--- BEGIN Material to process ---

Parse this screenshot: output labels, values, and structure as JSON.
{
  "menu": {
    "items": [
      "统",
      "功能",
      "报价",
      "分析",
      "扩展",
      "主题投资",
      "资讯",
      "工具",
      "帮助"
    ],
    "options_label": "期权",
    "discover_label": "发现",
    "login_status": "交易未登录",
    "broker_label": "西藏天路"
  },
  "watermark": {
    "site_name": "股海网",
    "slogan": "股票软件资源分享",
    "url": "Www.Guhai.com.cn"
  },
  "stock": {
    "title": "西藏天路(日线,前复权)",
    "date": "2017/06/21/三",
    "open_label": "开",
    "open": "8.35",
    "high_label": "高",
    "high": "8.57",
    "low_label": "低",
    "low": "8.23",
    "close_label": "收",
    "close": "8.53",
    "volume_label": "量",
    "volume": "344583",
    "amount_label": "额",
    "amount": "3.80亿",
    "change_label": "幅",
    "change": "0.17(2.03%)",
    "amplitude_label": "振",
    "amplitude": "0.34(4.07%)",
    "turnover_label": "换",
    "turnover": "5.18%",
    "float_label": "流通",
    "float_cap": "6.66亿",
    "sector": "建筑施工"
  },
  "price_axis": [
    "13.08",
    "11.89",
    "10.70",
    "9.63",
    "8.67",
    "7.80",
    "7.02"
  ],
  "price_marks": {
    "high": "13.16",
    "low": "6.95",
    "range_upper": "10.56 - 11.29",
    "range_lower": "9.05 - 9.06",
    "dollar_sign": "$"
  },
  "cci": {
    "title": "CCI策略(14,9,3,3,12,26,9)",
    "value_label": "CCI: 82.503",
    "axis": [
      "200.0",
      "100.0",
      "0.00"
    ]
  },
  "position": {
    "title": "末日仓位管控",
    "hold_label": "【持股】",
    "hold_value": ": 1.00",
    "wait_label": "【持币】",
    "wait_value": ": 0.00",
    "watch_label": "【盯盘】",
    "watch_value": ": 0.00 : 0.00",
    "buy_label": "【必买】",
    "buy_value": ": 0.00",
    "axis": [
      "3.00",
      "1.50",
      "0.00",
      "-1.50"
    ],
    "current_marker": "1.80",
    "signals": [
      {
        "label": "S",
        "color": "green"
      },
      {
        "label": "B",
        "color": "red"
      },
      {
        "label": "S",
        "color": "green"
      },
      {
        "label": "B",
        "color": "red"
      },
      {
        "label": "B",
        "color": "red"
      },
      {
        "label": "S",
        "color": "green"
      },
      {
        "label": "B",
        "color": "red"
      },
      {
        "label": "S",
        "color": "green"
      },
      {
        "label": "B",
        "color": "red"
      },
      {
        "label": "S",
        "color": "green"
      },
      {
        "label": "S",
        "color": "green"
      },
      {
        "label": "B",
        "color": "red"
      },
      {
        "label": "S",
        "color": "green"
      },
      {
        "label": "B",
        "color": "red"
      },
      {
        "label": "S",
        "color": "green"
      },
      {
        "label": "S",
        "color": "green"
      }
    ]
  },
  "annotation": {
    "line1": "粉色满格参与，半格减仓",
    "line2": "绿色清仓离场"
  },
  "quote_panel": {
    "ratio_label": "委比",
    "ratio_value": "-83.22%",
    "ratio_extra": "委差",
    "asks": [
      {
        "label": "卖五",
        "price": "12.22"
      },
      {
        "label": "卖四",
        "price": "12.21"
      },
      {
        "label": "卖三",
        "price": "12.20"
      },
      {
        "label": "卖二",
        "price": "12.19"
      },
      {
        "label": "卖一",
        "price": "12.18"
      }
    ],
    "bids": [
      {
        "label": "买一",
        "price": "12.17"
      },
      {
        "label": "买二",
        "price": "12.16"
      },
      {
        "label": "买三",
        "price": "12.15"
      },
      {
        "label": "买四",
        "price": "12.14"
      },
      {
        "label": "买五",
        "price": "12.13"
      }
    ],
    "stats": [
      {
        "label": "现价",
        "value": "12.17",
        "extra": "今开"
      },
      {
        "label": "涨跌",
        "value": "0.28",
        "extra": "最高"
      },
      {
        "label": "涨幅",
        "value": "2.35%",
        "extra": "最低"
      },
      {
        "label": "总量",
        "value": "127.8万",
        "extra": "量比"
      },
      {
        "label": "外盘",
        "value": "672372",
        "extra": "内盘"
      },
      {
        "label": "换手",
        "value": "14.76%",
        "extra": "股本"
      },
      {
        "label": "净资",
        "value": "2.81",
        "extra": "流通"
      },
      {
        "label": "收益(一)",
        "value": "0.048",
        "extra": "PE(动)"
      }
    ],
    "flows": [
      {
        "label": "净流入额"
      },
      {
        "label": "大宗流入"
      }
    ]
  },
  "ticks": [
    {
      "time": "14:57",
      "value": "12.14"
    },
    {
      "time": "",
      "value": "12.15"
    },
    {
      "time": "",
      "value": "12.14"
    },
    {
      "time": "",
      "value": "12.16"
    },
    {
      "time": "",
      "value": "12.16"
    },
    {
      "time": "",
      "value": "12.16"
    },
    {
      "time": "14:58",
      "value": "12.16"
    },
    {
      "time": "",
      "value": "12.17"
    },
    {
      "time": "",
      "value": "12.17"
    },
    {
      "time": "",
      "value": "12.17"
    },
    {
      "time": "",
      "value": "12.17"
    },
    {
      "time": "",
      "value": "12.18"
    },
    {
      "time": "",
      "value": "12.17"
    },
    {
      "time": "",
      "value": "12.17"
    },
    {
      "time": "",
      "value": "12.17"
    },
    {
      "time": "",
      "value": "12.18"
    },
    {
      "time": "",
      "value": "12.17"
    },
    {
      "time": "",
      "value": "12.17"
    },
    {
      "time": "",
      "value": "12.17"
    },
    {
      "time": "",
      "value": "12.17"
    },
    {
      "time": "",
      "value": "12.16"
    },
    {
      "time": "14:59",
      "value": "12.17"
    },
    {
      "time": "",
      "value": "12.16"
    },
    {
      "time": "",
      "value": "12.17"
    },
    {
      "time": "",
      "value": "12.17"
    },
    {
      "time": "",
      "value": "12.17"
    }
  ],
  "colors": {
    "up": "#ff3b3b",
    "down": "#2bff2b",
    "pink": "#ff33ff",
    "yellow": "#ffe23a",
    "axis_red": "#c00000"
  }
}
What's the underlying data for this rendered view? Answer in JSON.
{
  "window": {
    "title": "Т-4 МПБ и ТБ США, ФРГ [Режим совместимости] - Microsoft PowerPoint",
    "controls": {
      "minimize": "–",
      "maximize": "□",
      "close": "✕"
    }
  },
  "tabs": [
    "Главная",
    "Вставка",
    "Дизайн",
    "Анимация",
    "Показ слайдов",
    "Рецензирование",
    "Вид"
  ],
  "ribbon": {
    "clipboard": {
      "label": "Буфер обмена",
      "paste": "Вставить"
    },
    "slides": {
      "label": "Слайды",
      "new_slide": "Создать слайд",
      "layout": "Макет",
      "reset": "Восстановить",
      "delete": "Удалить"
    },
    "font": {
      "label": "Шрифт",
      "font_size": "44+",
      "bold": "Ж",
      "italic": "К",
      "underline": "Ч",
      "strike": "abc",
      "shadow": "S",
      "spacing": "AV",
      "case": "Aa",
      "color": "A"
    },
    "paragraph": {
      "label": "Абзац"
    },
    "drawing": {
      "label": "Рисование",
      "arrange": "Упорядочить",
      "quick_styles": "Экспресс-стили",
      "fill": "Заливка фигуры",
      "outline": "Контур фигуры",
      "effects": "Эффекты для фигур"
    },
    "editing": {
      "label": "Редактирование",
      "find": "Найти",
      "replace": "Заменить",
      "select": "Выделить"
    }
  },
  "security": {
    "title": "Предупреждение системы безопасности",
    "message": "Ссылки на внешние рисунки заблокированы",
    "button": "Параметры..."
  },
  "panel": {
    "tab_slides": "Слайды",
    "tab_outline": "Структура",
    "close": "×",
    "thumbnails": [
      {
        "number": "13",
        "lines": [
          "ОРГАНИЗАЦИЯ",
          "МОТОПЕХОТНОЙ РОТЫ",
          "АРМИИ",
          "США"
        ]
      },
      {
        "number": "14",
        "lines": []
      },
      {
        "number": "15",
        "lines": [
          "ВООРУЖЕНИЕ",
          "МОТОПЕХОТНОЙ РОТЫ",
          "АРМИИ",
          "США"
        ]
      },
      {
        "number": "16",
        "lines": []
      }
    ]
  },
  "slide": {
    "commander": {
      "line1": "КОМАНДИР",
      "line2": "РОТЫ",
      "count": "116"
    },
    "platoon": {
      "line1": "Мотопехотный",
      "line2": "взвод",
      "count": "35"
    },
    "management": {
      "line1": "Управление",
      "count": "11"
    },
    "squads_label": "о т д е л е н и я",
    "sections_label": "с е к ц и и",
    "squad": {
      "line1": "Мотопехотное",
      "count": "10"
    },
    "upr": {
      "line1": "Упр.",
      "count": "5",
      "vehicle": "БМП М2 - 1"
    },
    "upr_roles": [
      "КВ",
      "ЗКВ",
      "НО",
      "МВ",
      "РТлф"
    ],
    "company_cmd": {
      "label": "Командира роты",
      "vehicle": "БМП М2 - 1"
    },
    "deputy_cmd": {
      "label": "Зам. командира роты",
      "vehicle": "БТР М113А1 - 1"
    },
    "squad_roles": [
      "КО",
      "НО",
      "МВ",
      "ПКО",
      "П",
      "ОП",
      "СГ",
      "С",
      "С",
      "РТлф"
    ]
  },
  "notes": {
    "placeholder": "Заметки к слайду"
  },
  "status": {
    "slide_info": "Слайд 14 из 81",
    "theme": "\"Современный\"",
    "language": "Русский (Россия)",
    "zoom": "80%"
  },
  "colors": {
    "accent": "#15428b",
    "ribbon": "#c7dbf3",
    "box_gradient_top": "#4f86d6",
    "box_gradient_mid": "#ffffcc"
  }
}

--- END Material to process ---

▶ Challenge:
Establish how many lines of the records contain the string "фигуры" and state that number without elaboration.

▶ Task result:
2